● WHAT TO WORK ON:
Find the lines with the string "gradient" and return them.

● INPUT FOR THIS TASK:
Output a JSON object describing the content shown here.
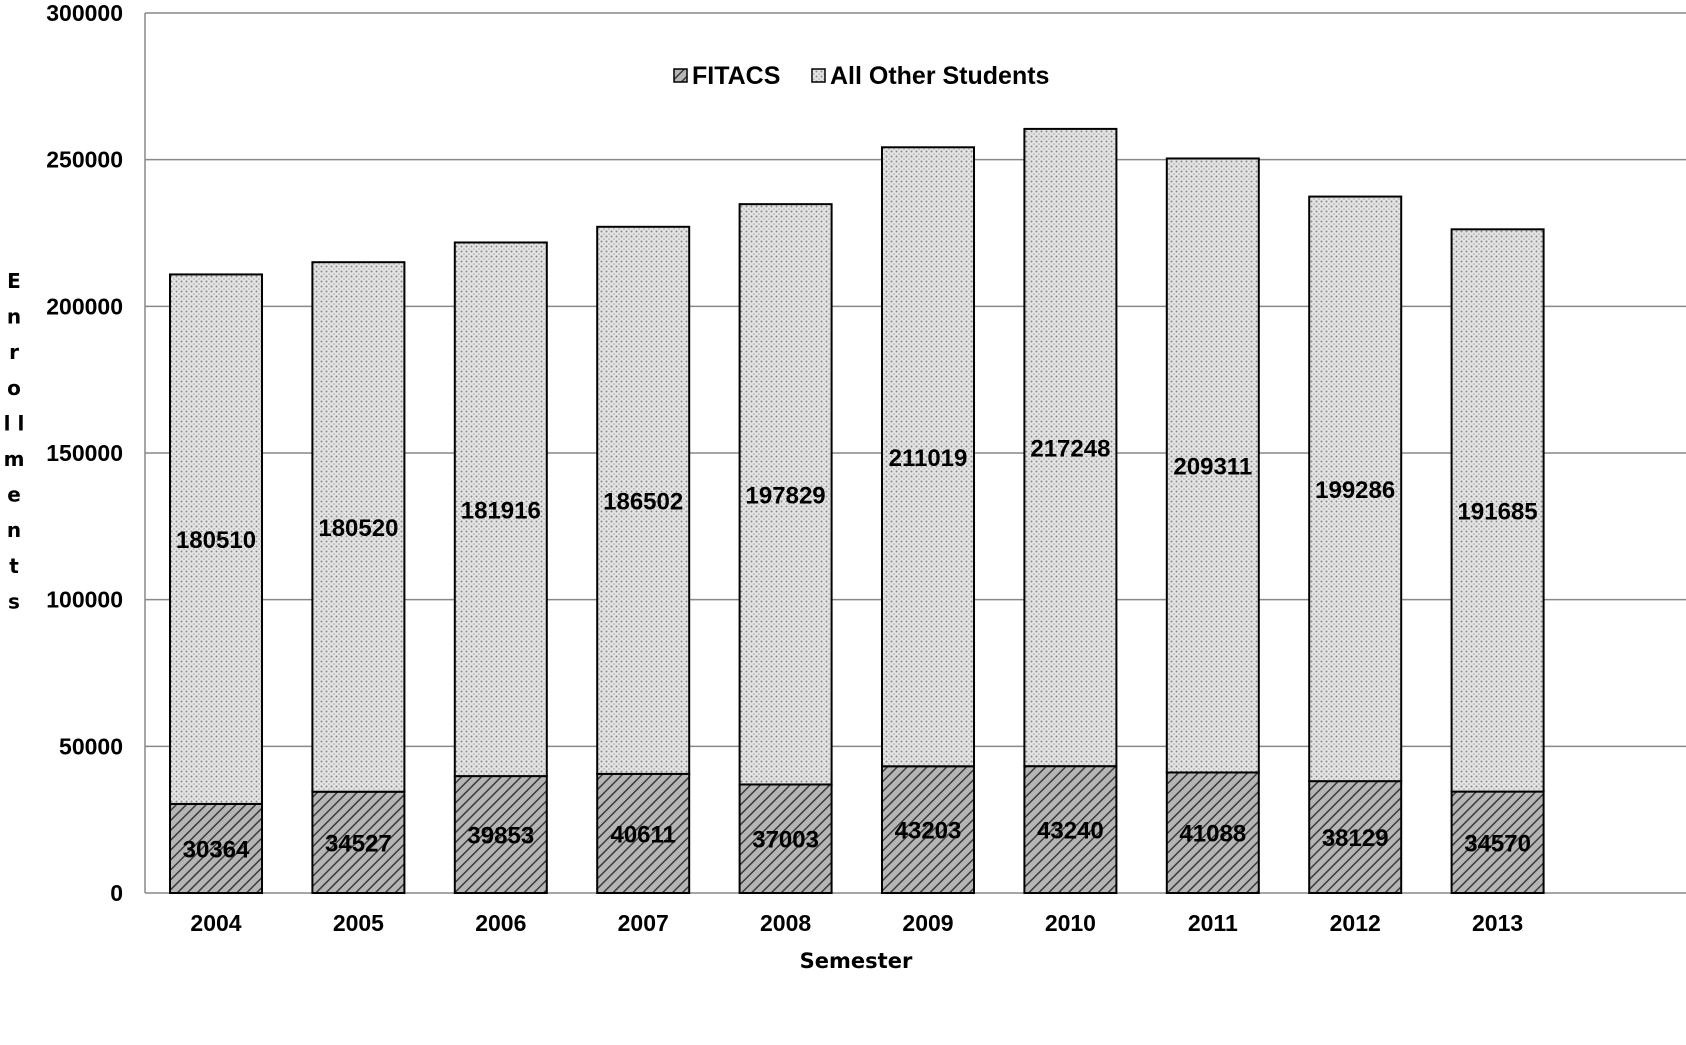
{
  "chart_data": {
    "type": "bar",
    "stacked": true,
    "categories": [
      "2004",
      "2005",
      "2006",
      "2007",
      "2008",
      "2009",
      "2010",
      "2011",
      "2012",
      "2013"
    ],
    "series": [
      {
        "name": "FITACS",
        "pattern": "diagonal-hatch",
        "values": [
          30364,
          34527,
          39853,
          40611,
          37003,
          43203,
          43240,
          41088,
          38129,
          34570
        ]
      },
      {
        "name": "All Other Students",
        "pattern": "dotted",
        "values": [
          180510,
          180520,
          181916,
          186502,
          197829,
          211019,
          217248,
          209311,
          199286,
          191685
        ]
      }
    ],
    "title": "",
    "xlabel": "Semester",
    "ylabel": "Enrollments",
    "ylim": [
      0,
      300000
    ],
    "yticks": [
      "0",
      "50000",
      "100000",
      "150000",
      "200000",
      "250000",
      "300000"
    ],
    "grid": true,
    "legend_position": "top-center",
    "colors": {
      "fitacs": "#9a9a9a",
      "other": "#d6d6d6",
      "outline": "#000000",
      "grid": "#888888"
    }
  }
}
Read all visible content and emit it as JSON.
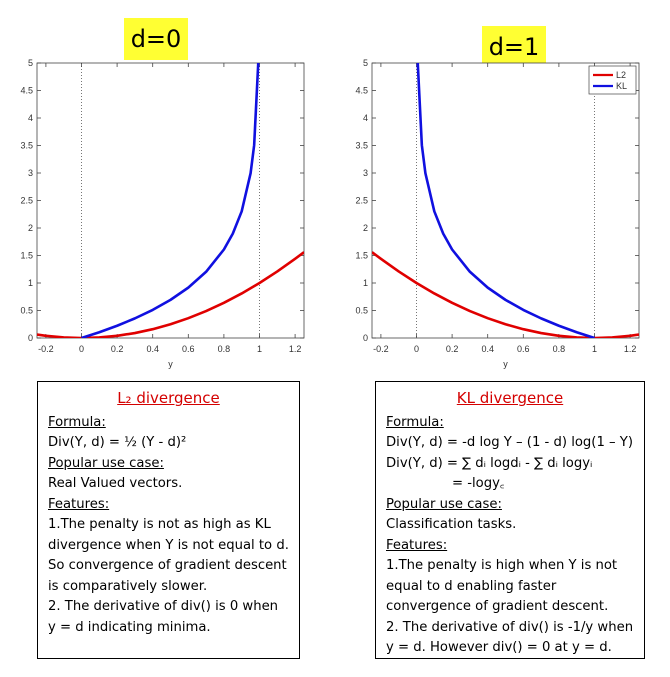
{
  "panels": [
    {
      "title": "d=0"
    },
    {
      "title": "d=1"
    }
  ],
  "chart_data": [
    {
      "type": "line",
      "title": "d=0",
      "xlabel": "y",
      "ylabel": "",
      "xlim": [
        -0.25,
        1.25
      ],
      "ylim": [
        0,
        5
      ],
      "xticks": [
        "-0.2",
        "0",
        "0.2",
        "0.4",
        "0.6",
        "0.8",
        "1",
        "1.2"
      ],
      "yticks": [
        "0",
        "0.5",
        "1",
        "1.5",
        "2",
        "2.5",
        "3",
        "3.5",
        "4",
        "4.5",
        "5"
      ],
      "reference_lines_x": [
        0,
        1
      ],
      "series": [
        {
          "name": "L2",
          "color": "#e00000",
          "x": [
            -0.25,
            -0.2,
            -0.1,
            0,
            0.1,
            0.2,
            0.3,
            0.4,
            0.5,
            0.6,
            0.7,
            0.8,
            0.9,
            1.0,
            1.1,
            1.2,
            1.25
          ],
          "y": [
            0.063,
            0.04,
            0.01,
            0,
            0.01,
            0.04,
            0.09,
            0.16,
            0.25,
            0.36,
            0.49,
            0.64,
            0.81,
            1.0,
            1.21,
            1.44,
            1.56
          ]
        },
        {
          "name": "KL",
          "color": "#1010e0",
          "x": [
            0,
            0.1,
            0.2,
            0.3,
            0.4,
            0.5,
            0.6,
            0.7,
            0.8,
            0.85,
            0.9,
            0.95,
            0.97,
            0.993
          ],
          "y": [
            0,
            0.105,
            0.223,
            0.357,
            0.511,
            0.693,
            0.916,
            1.204,
            1.609,
            1.897,
            2.303,
            2.996,
            3.507,
            5.0
          ]
        }
      ]
    },
    {
      "type": "line",
      "title": "d=1",
      "xlabel": "y",
      "ylabel": "",
      "xlim": [
        -0.25,
        1.25
      ],
      "ylim": [
        0,
        5
      ],
      "xticks": [
        "-0.2",
        "0",
        "0.2",
        "0.4",
        "0.6",
        "0.8",
        "1",
        "1.2"
      ],
      "yticks": [
        "0",
        "0.5",
        "1",
        "1.5",
        "2",
        "2.5",
        "3",
        "3.5",
        "4",
        "4.5",
        "5"
      ],
      "reference_lines_x": [
        0,
        1
      ],
      "legend": {
        "placement": "top-right",
        "entries": [
          "L2",
          "KL"
        ]
      },
      "series": [
        {
          "name": "L2",
          "color": "#e00000",
          "x": [
            -0.25,
            -0.2,
            -0.1,
            0,
            0.1,
            0.2,
            0.3,
            0.4,
            0.5,
            0.6,
            0.7,
            0.8,
            0.9,
            1.0,
            1.1,
            1.2,
            1.25
          ],
          "y": [
            1.56,
            1.44,
            1.21,
            1.0,
            0.81,
            0.64,
            0.49,
            0.36,
            0.25,
            0.16,
            0.09,
            0.04,
            0.01,
            0,
            0.01,
            0.04,
            0.063
          ]
        },
        {
          "name": "KL",
          "color": "#1010e0",
          "x": [
            0.007,
            0.03,
            0.05,
            0.1,
            0.15,
            0.2,
            0.3,
            0.4,
            0.5,
            0.6,
            0.7,
            0.8,
            0.9,
            1.0
          ],
          "y": [
            5.0,
            3.507,
            2.996,
            2.303,
            1.897,
            1.609,
            1.204,
            0.916,
            0.693,
            0.511,
            0.357,
            0.223,
            0.105,
            0
          ]
        }
      ]
    }
  ],
  "left_box": {
    "title": "L₂ divergence",
    "formula_label": "Formula:",
    "formula": "Div(Y, d) = ½ (Y - d)²",
    "use_case_label": "Popular use case:",
    "use_case": "Real Valued vectors.",
    "features_label": "Features:",
    "feature_1": "1.The penalty is not as high as KL divergence when Y is not equal to d. So convergence of gradient descent is comparatively slower.",
    "feature_2": "2. The derivative of div() is 0 when y = d indicating minima."
  },
  "right_box": {
    "title": "KL divergence",
    "formula_label": "Formula:",
    "formula_1": "Div(Y, d) = -d log Y – (1 - d) log(1 – Y)",
    "formula_2": "Div(Y, d) = ∑ dᵢ logdᵢ - ∑ dᵢ logyᵢ",
    "formula_3": "= -logy꜀",
    "use_case_label": "Popular use case:",
    "use_case": "Classification tasks.",
    "features_label": "Features:",
    "feature_1": "1.The penalty is high when Y is not equal to d enabling faster convergence of gradient descent.",
    "feature_2": "2. The derivative of div() is -1/y when y = d. However div() = 0 at y = d."
  }
}
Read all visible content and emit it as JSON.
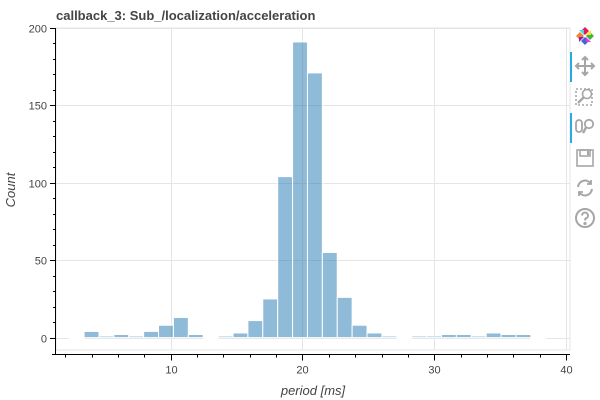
{
  "chart_data": {
    "type": "bar",
    "title": "callback_3: Sub_/localization/acceleration",
    "xlabel": "period [ms]",
    "ylabel": "Count",
    "xlim": [
      1.3,
      40.3
    ],
    "ylim": [
      -8,
      200
    ],
    "xticks": [
      10,
      20,
      30,
      40
    ],
    "yticks": [
      0,
      50,
      100,
      150,
      200
    ],
    "grid": true,
    "bar_color": "#1f77b4",
    "bin_width": 1.13,
    "bins": [
      {
        "x0": 2.3,
        "count": 0
      },
      {
        "x0": 3.43,
        "count": 4
      },
      {
        "x0": 4.56,
        "count": 1
      },
      {
        "x0": 5.69,
        "count": 2
      },
      {
        "x0": 6.82,
        "count": 1
      },
      {
        "x0": 7.95,
        "count": 4
      },
      {
        "x0": 9.08,
        "count": 8
      },
      {
        "x0": 10.21,
        "count": 13
      },
      {
        "x0": 11.34,
        "count": 2
      },
      {
        "x0": 12.47,
        "count": 0
      },
      {
        "x0": 13.6,
        "count": 1
      },
      {
        "x0": 14.73,
        "count": 3
      },
      {
        "x0": 15.86,
        "count": 11
      },
      {
        "x0": 16.99,
        "count": 25
      },
      {
        "x0": 18.12,
        "count": 104
      },
      {
        "x0": 19.25,
        "count": 191
      },
      {
        "x0": 20.38,
        "count": 171
      },
      {
        "x0": 21.51,
        "count": 55
      },
      {
        "x0": 22.64,
        "count": 26
      },
      {
        "x0": 23.77,
        "count": 8
      },
      {
        "x0": 24.9,
        "count": 3
      },
      {
        "x0": 26.03,
        "count": 1
      },
      {
        "x0": 27.16,
        "count": 0
      },
      {
        "x0": 28.29,
        "count": 1
      },
      {
        "x0": 29.42,
        "count": 1
      },
      {
        "x0": 30.55,
        "count": 2
      },
      {
        "x0": 31.68,
        "count": 2
      },
      {
        "x0": 32.81,
        "count": 1
      },
      {
        "x0": 33.94,
        "count": 3
      },
      {
        "x0": 35.07,
        "count": 2
      },
      {
        "x0": 36.2,
        "count": 2
      },
      {
        "x0": 37.33,
        "count": 0
      }
    ]
  },
  "toolbar": {
    "tools": [
      {
        "name": "bokeh-logo-icon",
        "active": false,
        "interactable": false
      },
      {
        "name": "pan-tool-icon",
        "active": true,
        "interactable": true
      },
      {
        "name": "box-zoom-tool-icon",
        "active": false,
        "interactable": true
      },
      {
        "name": "wheel-zoom-tool-icon",
        "active": true,
        "interactable": true
      },
      {
        "name": "save-tool-icon",
        "active": false,
        "interactable": true
      },
      {
        "name": "reset-tool-icon",
        "active": false,
        "interactable": true
      },
      {
        "name": "help-tool-icon",
        "active": false,
        "interactable": true
      }
    ]
  }
}
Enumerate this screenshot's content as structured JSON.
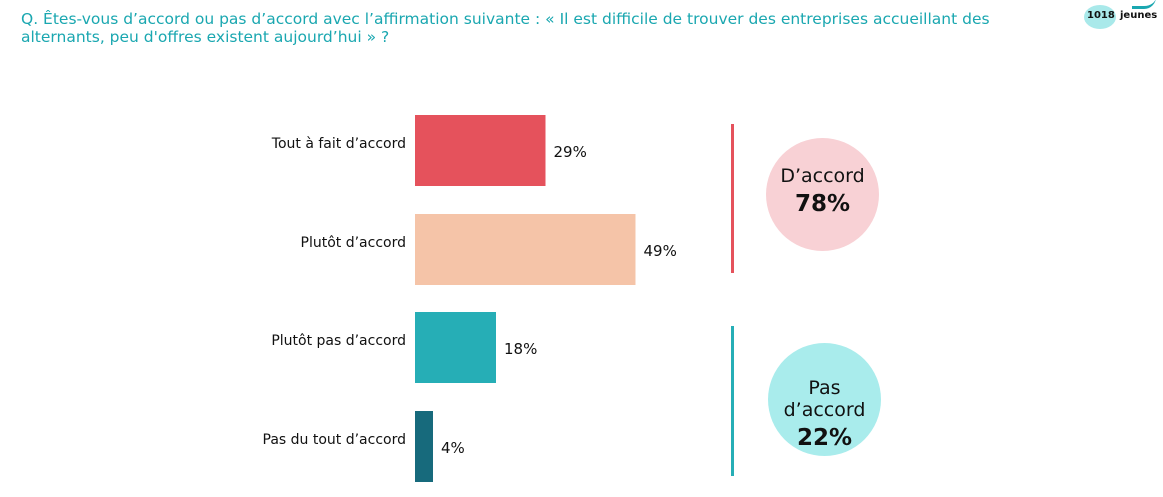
{
  "header": {
    "question": "Q. Êtes-vous d’accord ou pas d’accord avec l’affirmation suivante : « Il est difficile de trouver des entreprises accueillant des alternants, peu d'offres existent aujourd’hui » ?",
    "sample_count": "1018",
    "sample_unit": "jeunes"
  },
  "chart_data": {
    "type": "bar",
    "orientation": "horizontal",
    "categories": [
      "Tout à fait d’accord",
      "Plutôt d’accord",
      "Plutôt pas d’accord",
      "Pas du tout d’accord"
    ],
    "values": [
      29,
      49,
      18,
      4
    ],
    "value_labels": [
      "29%",
      "49%",
      "18%",
      "4%"
    ],
    "colors": [
      "#e5525c",
      "#f5c4a8",
      "#26aeb6",
      "#176a7c"
    ],
    "xlim": [
      0,
      100
    ],
    "grid": false,
    "legend": "none"
  },
  "summary": {
    "agree": {
      "label": "D’accord",
      "value": "78%",
      "color": "#f8d1d5",
      "line_color": "#e5525c"
    },
    "disagree": {
      "label": "Pas d’accord",
      "value": "22%",
      "color": "#a9ecec",
      "line_color": "#26aeb6"
    }
  }
}
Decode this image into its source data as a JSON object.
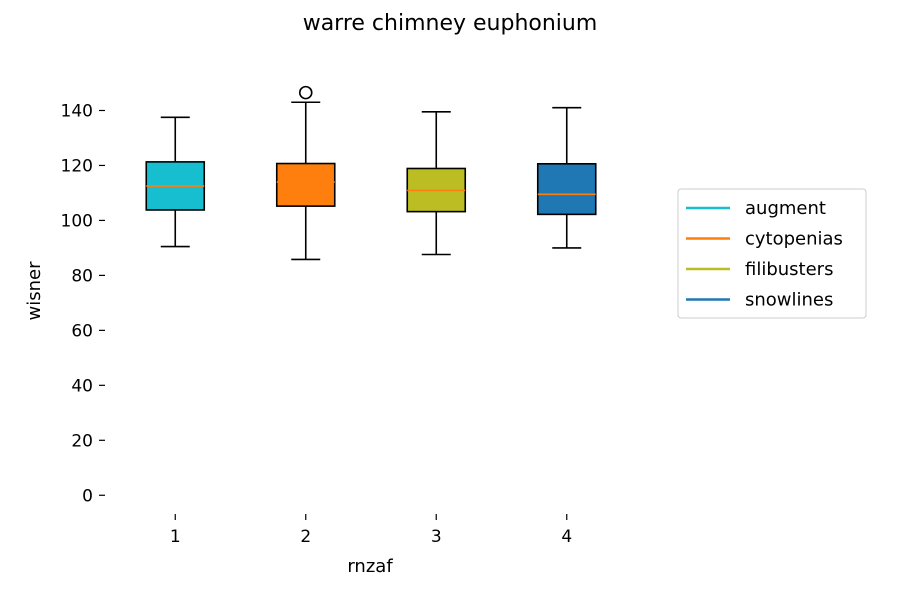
{
  "chart_data": {
    "type": "box",
    "title": "warre chimney euphonium",
    "xlabel": "rnzaf",
    "ylabel": "wisner",
    "ylim": [
      -5,
      150
    ],
    "yticks": [
      0,
      20,
      40,
      60,
      80,
      100,
      120,
      140
    ],
    "categories": [
      "1",
      "2",
      "3",
      "4"
    ],
    "legend_position": "right",
    "median_color": "#ff7f0e",
    "series": [
      {
        "name": "augment",
        "color": "#17becf",
        "whisker_low": 90.5,
        "q1": 103.8,
        "median": 112.5,
        "q3": 121.3,
        "whisker_high": 137.5,
        "outliers": []
      },
      {
        "name": "cytopenias",
        "color": "#ff7f0e",
        "whisker_low": 85.8,
        "q1": 105.2,
        "median": 114.0,
        "q3": 120.7,
        "whisker_high": 143.0,
        "outliers": [
          146.5
        ]
      },
      {
        "name": "filibusters",
        "color": "#bcbd22",
        "whisker_low": 87.6,
        "q1": 103.2,
        "median": 110.9,
        "q3": 118.9,
        "whisker_high": 139.5,
        "outliers": []
      },
      {
        "name": "snowlines",
        "color": "#1f77b4",
        "whisker_low": 90.0,
        "q1": 102.2,
        "median": 109.5,
        "q3": 120.6,
        "whisker_high": 141.0,
        "outliers": []
      }
    ]
  }
}
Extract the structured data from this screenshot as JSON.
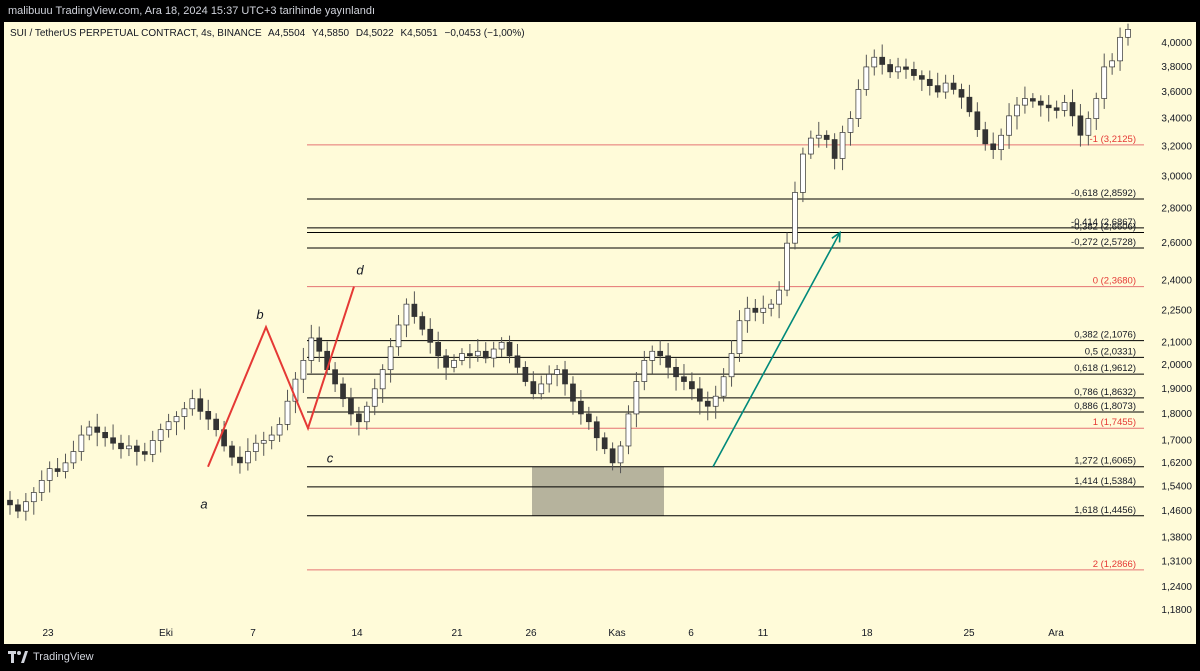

● COMPLETE OUTPUT:
    "feature_1": "1.The penalty is not as high as KL divergence when Y is not equal to d. So convergence of gradient descent is comparatively slower.",
    "feature_1": "1.The penalty is high when Y is not equal to d enabling faster convergence of gradient descent.",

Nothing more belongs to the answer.